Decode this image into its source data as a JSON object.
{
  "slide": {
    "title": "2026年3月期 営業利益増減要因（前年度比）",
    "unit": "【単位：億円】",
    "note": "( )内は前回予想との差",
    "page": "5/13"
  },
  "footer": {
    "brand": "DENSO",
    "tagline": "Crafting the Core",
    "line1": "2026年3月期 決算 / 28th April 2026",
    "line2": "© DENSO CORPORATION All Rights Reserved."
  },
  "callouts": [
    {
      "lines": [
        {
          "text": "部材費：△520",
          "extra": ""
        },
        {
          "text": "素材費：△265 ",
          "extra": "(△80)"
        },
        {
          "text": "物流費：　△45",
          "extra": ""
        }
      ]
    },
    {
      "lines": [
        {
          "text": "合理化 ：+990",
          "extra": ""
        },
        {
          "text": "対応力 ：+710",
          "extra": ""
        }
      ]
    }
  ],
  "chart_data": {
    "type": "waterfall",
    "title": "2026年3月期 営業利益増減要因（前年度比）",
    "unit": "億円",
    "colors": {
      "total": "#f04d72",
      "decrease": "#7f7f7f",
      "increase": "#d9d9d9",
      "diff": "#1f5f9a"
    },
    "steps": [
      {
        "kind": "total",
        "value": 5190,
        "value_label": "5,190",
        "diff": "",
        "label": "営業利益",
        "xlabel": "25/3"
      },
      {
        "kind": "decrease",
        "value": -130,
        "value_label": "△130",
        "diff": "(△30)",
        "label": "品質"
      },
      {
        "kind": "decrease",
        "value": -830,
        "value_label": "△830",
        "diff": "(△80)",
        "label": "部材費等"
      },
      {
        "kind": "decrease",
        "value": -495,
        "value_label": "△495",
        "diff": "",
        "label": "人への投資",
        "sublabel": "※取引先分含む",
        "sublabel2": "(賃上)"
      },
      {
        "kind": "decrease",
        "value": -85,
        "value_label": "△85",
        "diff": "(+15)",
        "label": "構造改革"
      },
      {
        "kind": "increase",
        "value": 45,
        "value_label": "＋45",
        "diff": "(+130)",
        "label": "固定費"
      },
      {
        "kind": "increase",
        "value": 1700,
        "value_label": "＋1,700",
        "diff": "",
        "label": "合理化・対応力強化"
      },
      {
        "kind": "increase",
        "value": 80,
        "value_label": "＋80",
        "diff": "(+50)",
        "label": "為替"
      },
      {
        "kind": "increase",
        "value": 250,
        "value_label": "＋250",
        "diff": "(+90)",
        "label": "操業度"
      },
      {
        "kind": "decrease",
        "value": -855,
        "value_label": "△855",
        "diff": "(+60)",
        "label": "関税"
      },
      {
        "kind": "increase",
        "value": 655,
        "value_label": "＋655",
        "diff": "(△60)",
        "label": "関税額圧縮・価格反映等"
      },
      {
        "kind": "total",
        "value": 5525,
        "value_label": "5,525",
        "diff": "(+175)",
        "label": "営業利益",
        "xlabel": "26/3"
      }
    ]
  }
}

◆ ◆ ◆ ◆ ◆

Directive: Reproduce the data, keeping every line exactly the same.

Exercise answer:
Decode this image into its source data as a JSON object.
{
  "slide": {
    "title": "2026年3月期 営業利益増減要因（前年度比）",
    "unit": "【単位：億円】",
    "note": "( )内は前回予想との差",
    "page": "5/13"
  },
  "footer": {
    "brand": "DENSO",
    "tagline": "Crafting the Core",
    "line1": "2026年3月期 決算 / 28th April 2026",
    "line2": "© DENSO CORPORATION All Rights Reserved."
  },
  "callouts": [
    {
      "lines": [
        {
          "text": "部材費：△520",
          "extra": ""
        },
        {
          "text": "素材費：△265 ",
          "extra": "(△80)"
        },
        {
          "text": "物流費：　△45",
          "extra": ""
        }
      ]
    },
    {
      "lines": [
        {
          "text": "合理化 ：+990",
          "extra": ""
        },
        {
          "text": "対応力 ：+710",
          "extra": ""
        }
      ]
    }
  ],
  "chart_data": {
    "type": "waterfall",
    "title": "2026年3月期 営業利益増減要因（前年度比）",
    "unit": "億円",
    "colors": {
      "total": "#f04d72",
      "decrease": "#7f7f7f",
      "increase": "#d9d9d9",
      "diff": "#1f5f9a"
    },
    "steps": [
      {
        "kind": "total",
        "value": 5190,
        "value_label": "5,190",
        "diff": "",
        "label": "営業利益",
        "xlabel": "25/3"
      },
      {
        "kind": "decrease",
        "value": -130,
        "value_label": "△130",
        "diff": "(△30)",
        "label": "品質"
      },
      {
        "kind": "decrease",
        "value": -830,
        "value_label": "△830",
        "diff": "(△80)",
        "label": "部材費等"
      },
      {
        "kind": "decrease",
        "value": -495,
        "value_label": "△495",
        "diff": "",
        "label": "人への投資",
        "sublabel": "※取引先分含む",
        "sublabel2": "(賃上)"
      },
      {
        "kind": "decrease",
        "value": -85,
        "value_label": "△85",
        "diff": "(+15)",
        "label": "構造改革"
      },
      {
        "kind": "increase",
        "value": 45,
        "value_label": "＋45",
        "diff": "(+130)",
        "label": "固定費"
      },
      {
        "kind": "increase",
        "value": 1700,
        "value_label": "＋1,700",
        "diff": "",
        "label": "合理化・対応力強化"
      },
      {
        "kind": "increase",
        "value": 80,
        "value_label": "＋80",
        "diff": "(+50)",
        "label": "為替"
      },
      {
        "kind": "increase",
        "value": 250,
        "value_label": "＋250",
        "diff": "(+90)",
        "label": "操業度"
      },
      {
        "kind": "decrease",
        "value": -855,
        "value_label": "△855",
        "diff": "(+60)",
        "label": "関税"
      },
      {
        "kind": "increase",
        "value": 655,
        "value_label": "＋655",
        "diff": "(△60)",
        "label": "関税額圧縮・価格反映等"
      },
      {
        "kind": "total",
        "value": 5525,
        "value_label": "5,525",
        "diff": "(+175)",
        "label": "営業利益",
        "xlabel": "26/3"
      }
    ]
  }
}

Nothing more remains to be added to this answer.